→ Text to read
■ ■ ■

Re: [PR] Fixed the problem of using the same executor to process schema change requests and flush event requests, resulting in blocking timeout. [flink-cdc]

via GitHub Tue, 14 Jan 2025 03:22:50 -0800


yuxiqian commented on code in PR #3858:
URL: https://github.com/apache/flink-cdc/pull/3858#discussion_r1914652765



##########
flink-cdc-runtime/src/main/java/org/apache/flink/cdc/runtime/operators/schema/common/SchemaRegistry.java:
##########
@@ -253,6 +260,7 @@ public final CompletableFuture<CoordinationResponse> 
handleCoordinationRequest(
     public final void handleEventFromOperator(
             int subTaskId, int attemptNumber, OperatorEvent event) {
         runInEventLoop(
+                runInEventFromOperatorExecutor,

Review Comment:
   This seems incorrect. `handleEventFromOperator` should be submitted to the 
same single threaded executor like other methods (so they won't be scheduled 
simultaneously with other critical methods). Only the 
`SchemaCoordinator#startSchemaChange` needs to be wrapped in another executor.



##########
flink-cdc-runtime/src/main/java/org/apache/flink/cdc/runtime/operators/schema/common/SchemaRegistry.java:
##########
@@ -96,6 +97,9 @@ public abstract class SchemaRegistry implements 
OperatorCoordinator, Coordinatio
     protected transient SchemaManager schemaManager;
     protected transient TableIdRouter router;
 
+    /** Executor service to execute handle event from operator. */
+    private final ExecutorService runInEventFromOperatorExecutor;

Review Comment:
   Keep its name consistent with regular schema coordinator



##########
flink-cdc-runtime/src/main/java/org/apache/flink/cdc/runtime/operators/schema/common/SchemaRegistry.java:
##########


Review Comment:
   IIUC this problem will only occur if:
   
   * Distributed schema evolution topology is created
   * Flush success event takes a while to finish
   * The last schema operator initiates request before any flush succeeds
   
   Thus, The handler of FlushSuccessEvent will wait for schema evolution to 
finish, but the busy-loop is still waiting for collecting all flush success 
events.

■ ■ ■

→ Aim 1
Copy the records verbatim, from the first line of the records through the line containing "time-axis-label: 20 Jun".
The review thread and the records come from separate, unrelated sources.

■ ■ ■

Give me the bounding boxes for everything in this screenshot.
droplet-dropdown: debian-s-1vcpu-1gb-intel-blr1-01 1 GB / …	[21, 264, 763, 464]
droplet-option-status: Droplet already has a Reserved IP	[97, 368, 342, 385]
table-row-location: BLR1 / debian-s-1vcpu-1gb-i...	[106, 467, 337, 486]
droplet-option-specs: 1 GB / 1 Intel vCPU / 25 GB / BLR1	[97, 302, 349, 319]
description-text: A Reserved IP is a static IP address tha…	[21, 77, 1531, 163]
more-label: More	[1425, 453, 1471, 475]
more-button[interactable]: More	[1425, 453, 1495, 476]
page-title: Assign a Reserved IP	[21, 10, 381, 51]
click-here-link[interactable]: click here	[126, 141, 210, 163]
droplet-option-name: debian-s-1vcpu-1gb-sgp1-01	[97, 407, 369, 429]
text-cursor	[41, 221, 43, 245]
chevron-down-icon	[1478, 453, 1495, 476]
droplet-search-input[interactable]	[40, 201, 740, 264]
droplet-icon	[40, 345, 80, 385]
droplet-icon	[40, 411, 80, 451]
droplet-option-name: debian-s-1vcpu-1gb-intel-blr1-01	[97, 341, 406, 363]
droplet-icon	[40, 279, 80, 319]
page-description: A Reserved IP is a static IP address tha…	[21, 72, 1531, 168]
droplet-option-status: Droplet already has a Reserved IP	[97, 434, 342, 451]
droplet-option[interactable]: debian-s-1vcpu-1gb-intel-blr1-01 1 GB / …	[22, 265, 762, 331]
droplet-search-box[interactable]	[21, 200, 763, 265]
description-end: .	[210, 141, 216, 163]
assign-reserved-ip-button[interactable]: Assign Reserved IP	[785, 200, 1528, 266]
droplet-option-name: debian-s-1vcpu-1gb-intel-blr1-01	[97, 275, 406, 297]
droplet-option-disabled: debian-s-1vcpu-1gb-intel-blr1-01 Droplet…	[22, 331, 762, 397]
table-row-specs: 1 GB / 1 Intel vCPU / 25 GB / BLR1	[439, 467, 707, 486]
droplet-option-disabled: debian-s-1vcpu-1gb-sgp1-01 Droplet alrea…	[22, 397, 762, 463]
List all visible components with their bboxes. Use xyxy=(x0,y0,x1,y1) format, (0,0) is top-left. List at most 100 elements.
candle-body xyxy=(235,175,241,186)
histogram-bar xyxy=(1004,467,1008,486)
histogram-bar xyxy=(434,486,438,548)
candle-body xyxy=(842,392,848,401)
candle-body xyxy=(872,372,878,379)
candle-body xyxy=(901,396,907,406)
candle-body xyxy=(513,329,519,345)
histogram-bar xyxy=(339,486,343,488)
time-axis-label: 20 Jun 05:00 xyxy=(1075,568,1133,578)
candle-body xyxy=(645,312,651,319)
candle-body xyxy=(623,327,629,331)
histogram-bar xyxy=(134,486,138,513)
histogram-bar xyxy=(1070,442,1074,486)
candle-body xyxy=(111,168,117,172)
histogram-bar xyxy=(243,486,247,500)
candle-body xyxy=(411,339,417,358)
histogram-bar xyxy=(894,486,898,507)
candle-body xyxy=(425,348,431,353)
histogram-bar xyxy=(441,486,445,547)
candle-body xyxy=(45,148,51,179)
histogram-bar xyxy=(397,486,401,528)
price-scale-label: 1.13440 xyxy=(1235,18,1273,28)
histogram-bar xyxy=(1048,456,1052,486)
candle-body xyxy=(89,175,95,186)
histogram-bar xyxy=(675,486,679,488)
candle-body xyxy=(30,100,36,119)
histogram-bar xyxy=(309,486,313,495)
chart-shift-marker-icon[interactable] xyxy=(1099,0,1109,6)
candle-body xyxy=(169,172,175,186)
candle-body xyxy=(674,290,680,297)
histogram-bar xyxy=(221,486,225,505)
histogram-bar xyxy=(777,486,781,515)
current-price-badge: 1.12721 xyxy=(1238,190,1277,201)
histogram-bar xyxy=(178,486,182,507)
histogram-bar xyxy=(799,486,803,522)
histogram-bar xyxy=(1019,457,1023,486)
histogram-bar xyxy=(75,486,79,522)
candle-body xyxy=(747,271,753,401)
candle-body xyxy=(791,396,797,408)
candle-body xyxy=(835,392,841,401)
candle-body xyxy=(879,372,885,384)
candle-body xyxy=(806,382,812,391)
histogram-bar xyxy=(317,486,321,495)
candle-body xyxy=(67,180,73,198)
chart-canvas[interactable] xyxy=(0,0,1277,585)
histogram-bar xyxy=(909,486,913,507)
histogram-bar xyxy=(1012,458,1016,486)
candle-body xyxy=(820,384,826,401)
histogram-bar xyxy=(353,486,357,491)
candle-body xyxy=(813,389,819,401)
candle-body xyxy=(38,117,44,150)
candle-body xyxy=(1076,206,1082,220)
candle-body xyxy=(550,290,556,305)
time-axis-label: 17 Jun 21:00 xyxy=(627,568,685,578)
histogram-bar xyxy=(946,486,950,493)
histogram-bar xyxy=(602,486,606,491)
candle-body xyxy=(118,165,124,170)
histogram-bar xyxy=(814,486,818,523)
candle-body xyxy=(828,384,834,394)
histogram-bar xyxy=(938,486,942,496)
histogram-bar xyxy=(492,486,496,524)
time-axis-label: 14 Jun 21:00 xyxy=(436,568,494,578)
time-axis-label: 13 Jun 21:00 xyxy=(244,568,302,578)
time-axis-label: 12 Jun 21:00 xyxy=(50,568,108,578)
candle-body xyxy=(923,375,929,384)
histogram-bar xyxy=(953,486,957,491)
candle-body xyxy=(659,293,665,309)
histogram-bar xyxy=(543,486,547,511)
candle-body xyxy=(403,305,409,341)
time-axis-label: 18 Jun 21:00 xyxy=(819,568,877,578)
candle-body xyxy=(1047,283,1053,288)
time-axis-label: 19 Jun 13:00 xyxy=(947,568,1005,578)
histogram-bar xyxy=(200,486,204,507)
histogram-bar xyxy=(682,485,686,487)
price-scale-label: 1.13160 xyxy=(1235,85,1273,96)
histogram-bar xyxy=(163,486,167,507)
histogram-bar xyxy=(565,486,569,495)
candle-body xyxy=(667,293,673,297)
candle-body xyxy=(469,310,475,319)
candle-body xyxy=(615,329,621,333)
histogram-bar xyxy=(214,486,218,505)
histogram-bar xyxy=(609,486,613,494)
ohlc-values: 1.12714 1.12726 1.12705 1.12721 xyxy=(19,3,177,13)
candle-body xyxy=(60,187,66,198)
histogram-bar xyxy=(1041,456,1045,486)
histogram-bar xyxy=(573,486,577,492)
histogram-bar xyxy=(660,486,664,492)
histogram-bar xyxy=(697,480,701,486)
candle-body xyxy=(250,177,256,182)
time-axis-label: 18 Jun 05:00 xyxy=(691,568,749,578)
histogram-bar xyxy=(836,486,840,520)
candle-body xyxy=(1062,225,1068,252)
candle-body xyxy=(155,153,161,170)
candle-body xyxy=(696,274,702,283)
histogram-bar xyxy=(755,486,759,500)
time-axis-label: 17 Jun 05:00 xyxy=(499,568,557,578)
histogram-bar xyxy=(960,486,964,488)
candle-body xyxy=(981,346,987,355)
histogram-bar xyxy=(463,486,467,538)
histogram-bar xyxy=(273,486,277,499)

■ ■ ■

→ Aim 2
Write out the entire code review thread word for word.

→ Correct output 1
Give me the bounding boxes for everything in this screenshot.
droplet-dropdown: debian-s-1vcpu-1gb-intel-blr1-01 1 GB / …	[21, 264, 763, 464]
droplet-option-status: Droplet already has a Reserved IP	[97, 368, 342, 385]
table-row-location: BLR1 / debian-s-1vcpu-1gb-i...	[106, 467, 337, 486]
droplet-option-specs: 1 GB / 1 Intel vCPU / 25 GB / BLR1	[97, 302, 349, 319]
description-text: A Reserved IP is a static IP address tha…	[21, 77, 1531, 163]
more-label: More	[1425, 453, 1471, 475]
more-button[interactable]: More	[1425, 453, 1495, 476]
page-title: Assign a Reserved IP	[21, 10, 381, 51]
click-here-link[interactable]: click here	[126, 141, 210, 163]
droplet-option-name: debian-s-1vcpu-1gb-sgp1-01	[97, 407, 369, 429]
text-cursor	[41, 221, 43, 245]
chevron-down-icon	[1478, 453, 1495, 476]
droplet-search-input[interactable]	[40, 201, 740, 264]
droplet-icon	[40, 345, 80, 385]
droplet-icon	[40, 411, 80, 451]
droplet-option-name: debian-s-1vcpu-1gb-intel-blr1-01	[97, 341, 406, 363]
droplet-icon	[40, 279, 80, 319]
page-description: A Reserved IP is a static IP address tha…	[21, 72, 1531, 168]
droplet-option-status: Droplet already has a Reserved IP	[97, 434, 342, 451]
droplet-option[interactable]: debian-s-1vcpu-1gb-intel-blr1-01 1 GB / …	[22, 265, 762, 331]
droplet-search-box[interactable]	[21, 200, 763, 265]
description-end: .	[210, 141, 216, 163]
assign-reserved-ip-button[interactable]: Assign Reserved IP	[785, 200, 1528, 266]
droplet-option-name: debian-s-1vcpu-1gb-intel-blr1-01	[97, 275, 406, 297]
droplet-option-disabled: debian-s-1vcpu-1gb-intel-blr1-01 Droplet…	[22, 331, 762, 397]
table-row-specs: 1 GB / 1 Intel vCPU / 25 GB / BLR1	[439, 467, 707, 486]
droplet-option-disabled: debian-s-1vcpu-1gb-sgp1-01 Droplet alrea…	[22, 397, 762, 463]
List all visible components with their bboxes. Use xyxy=(x0,y0,x1,y1) format, (0,0) is top-left. List at most 100 elements.
candle-body xyxy=(235,175,241,186)
histogram-bar xyxy=(1004,467,1008,486)
histogram-bar xyxy=(434,486,438,548)
candle-body xyxy=(842,392,848,401)
candle-body xyxy=(872,372,878,379)
candle-body xyxy=(901,396,907,406)
candle-body xyxy=(513,329,519,345)
histogram-bar xyxy=(339,486,343,488)
time-axis-label: 20 Jun 05:00 xyxy=(1075,568,1133,578)

→ Correct output 2
Re: [PR] Fixed the problem of using the same executor to process schema change requests and flush event requests, resulting in blocking timeout. [flink-cdc]

via GitHub Tue, 14 Jan 2025 03:22:50 -0800


yuxiqian commented on code in PR #3858:
URL: https://github.com/apache/flink-cdc/pull/3858#discussion_r1914652765



##########
flink-cdc-runtime/src/main/java/org/apache/flink/cdc/runtime/operators/schema/common/SchemaRegistry.java:
##########
@@ -253,6 +260,7 @@ public final CompletableFuture<CoordinationResponse> 
handleCoordinationRequest(
     public final void handleEventFromOperator(
             int subTaskId, int attemptNumber, OperatorEvent event) {
         runInEventLoop(
+                runInEventFromOperatorExecutor,

Review Comment:
   This seems incorrect. `handleEventFromOperator` should be submitted to the 
same single threaded executor like other methods (so they won't be scheduled 
simultaneously with other critical methods). Only the 
`SchemaCoordinator#startSchemaChange` needs to be wrapped in another executor.



##########
flink-cdc-runtime/src/main/java/org/apache/flink/cdc/runtime/operators/schema/common/SchemaRegistry.java:
##########
@@ -96,6 +97,9 @@ public abstract class SchemaRegistry implements 
OperatorCoordinator, Coordinatio
     protected transient SchemaManager schemaManager;
     protected transient TableIdRouter router;
 
+    /** Executor service to execute handle event from operator. */
+    private final ExecutorService runInEventFromOperatorExecutor;

Review Comment:
   Keep its name consistent with regular schema coordinator



##########
flink-cdc-runtime/src/main/java/org/apache/flink/cdc/runtime/operators/schema/common/SchemaRegistry.java:
##########


Review Comment:
   IIUC this problem will only occur if:
   
   * Distributed schema evolution topology is created
   * Flush success event takes a while to finish
   * The last schema operator initiates request before any flush succeeds
   
   Thus, The handler of FlushSuccessEvent will wait for schema evolution to 
finish, but the busy-loop is still waiting for collecting all flush success 
events.